>> Start
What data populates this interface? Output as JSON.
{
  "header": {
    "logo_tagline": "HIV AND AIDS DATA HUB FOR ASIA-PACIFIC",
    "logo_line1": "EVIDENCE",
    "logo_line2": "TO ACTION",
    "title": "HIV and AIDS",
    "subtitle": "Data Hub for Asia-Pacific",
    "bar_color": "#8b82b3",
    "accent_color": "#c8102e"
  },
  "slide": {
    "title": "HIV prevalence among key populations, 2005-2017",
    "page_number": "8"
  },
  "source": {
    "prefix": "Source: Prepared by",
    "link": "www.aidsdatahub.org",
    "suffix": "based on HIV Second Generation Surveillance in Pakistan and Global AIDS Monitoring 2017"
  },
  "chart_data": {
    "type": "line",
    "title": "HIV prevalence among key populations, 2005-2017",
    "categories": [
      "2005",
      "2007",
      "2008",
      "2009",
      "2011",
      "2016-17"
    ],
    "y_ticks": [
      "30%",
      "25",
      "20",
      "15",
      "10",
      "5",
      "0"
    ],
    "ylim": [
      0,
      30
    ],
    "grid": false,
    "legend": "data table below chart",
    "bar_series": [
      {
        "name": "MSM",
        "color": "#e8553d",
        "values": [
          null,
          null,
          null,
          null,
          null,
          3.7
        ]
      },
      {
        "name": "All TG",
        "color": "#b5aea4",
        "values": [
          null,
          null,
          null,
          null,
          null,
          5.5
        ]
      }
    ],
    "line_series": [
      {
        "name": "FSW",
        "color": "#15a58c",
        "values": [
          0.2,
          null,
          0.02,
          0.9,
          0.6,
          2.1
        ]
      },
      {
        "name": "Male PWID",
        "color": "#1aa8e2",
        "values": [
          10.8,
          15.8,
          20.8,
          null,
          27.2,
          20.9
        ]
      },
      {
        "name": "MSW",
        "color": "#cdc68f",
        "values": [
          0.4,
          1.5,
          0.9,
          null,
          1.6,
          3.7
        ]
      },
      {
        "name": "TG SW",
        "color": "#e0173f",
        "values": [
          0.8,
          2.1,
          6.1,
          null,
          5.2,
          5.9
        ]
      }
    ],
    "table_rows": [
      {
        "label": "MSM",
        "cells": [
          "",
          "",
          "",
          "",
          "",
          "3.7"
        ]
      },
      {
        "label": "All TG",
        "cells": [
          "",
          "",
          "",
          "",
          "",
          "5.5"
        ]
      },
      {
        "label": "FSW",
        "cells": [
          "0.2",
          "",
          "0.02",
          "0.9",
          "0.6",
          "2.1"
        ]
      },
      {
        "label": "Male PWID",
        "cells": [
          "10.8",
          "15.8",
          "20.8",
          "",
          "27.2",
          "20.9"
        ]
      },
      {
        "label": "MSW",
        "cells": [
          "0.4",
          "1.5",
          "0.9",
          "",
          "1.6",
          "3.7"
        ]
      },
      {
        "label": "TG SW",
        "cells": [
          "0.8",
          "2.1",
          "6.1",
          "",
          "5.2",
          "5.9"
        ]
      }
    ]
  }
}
>> End
→ **Exercise prompt**
Reproduce every line of the data verbatim.

→ **Answer in full**
What data populates this interface? Output as JSON.
{
  "header": {
    "logo_tagline": "HIV AND AIDS DATA HUB FOR ASIA-PACIFIC",
    "logo_line1": "EVIDENCE",
    "logo_line2": "TO ACTION",
    "title": "HIV and AIDS",
    "subtitle": "Data Hub for Asia-Pacific",
    "bar_color": "#8b82b3",
    "accent_color": "#c8102e"
  },
  "slide": {
    "title": "HIV prevalence among key populations, 2005-2017",
    "page_number": "8"
  },
  "source": {
    "prefix": "Source: Prepared by",
    "link": "www.aidsdatahub.org",
    "suffix": "based on HIV Second Generation Surveillance in Pakistan and Global AIDS Monitoring 2017"
  },
  "chart_data": {
    "type": "line",
    "title": "HIV prevalence among key populations, 2005-2017",
    "categories": [
      "2005",
      "2007",
      "2008",
      "2009",
      "2011",
      "2016-17"
    ],
    "y_ticks": [
      "30%",
      "25",
      "20",
      "15",
      "10",
      "5",
      "0"
    ],
    "ylim": [
      0,
      30
    ],
    "grid": false,
    "legend": "data table below chart",
    "bar_series": [
      {
        "name": "MSM",
        "color": "#e8553d",
        "values": [
          null,
          null,
          null,
          null,
          null,
          3.7
        ]
      },
      {
        "name": "All TG",
        "color": "#b5aea4",
        "values": [
          null,
          null,
          null,
          null,
          null,
          5.5
        ]
      }
    ],
    "line_series": [
      {
        "name": "FSW",
        "color": "#15a58c",
        "values": [
          0.2,
          null,
          0.02,
          0.9,
          0.6,
          2.1
        ]
      },
      {
        "name": "Male PWID",
        "color": "#1aa8e2",
        "values": [
          10.8,
          15.8,
          20.8,
          null,
          27.2,
          20.9
        ]
      },
      {
        "name": "MSW",
        "color": "#cdc68f",
        "values": [
          0.4,
          1.5,
          0.9,
          null,
          1.6,
          3.7
        ]
      },
      {
        "name": "TG SW",
        "color": "#e0173f",
        "values": [
          0.8,
          2.1,
          6.1,
          null,
          5.2,
          5.9
        ]
      }
    ],
    "table_rows": [
      {
        "label": "MSM",
        "cells": [
          "",
          "",
          "",
          "",
          "",
          "3.7"
        ]
      },
      {
        "label": "All TG",
        "cells": [
          "",
          "",
          "",
          "",
          "",
          "5.5"
        ]
      },
      {
        "label": "FSW",
        "cells": [
          "0.2",
          "",
          "0.02",
          "0.9",
          "0.6",
          "2.1"
        ]
      },
      {
        "label": "Male PWID",
        "cells": [
          "10.8",
          "15.8",
          "20.8",
          "",
          "27.2",
          "20.9"
        ]
      },
      {
        "label": "MSW",
        "cells": [
          "0.4",
          "1.5",
          "0.9",
          "",
          "1.6",
          "3.7"
        ]
      },
      {
        "label": "TG SW",
        "cells": [
          "0.8",
          "2.1",
          "6.1",
          "",
          "5.2",
          "5.9"
        ]
      }
    ]
  }
}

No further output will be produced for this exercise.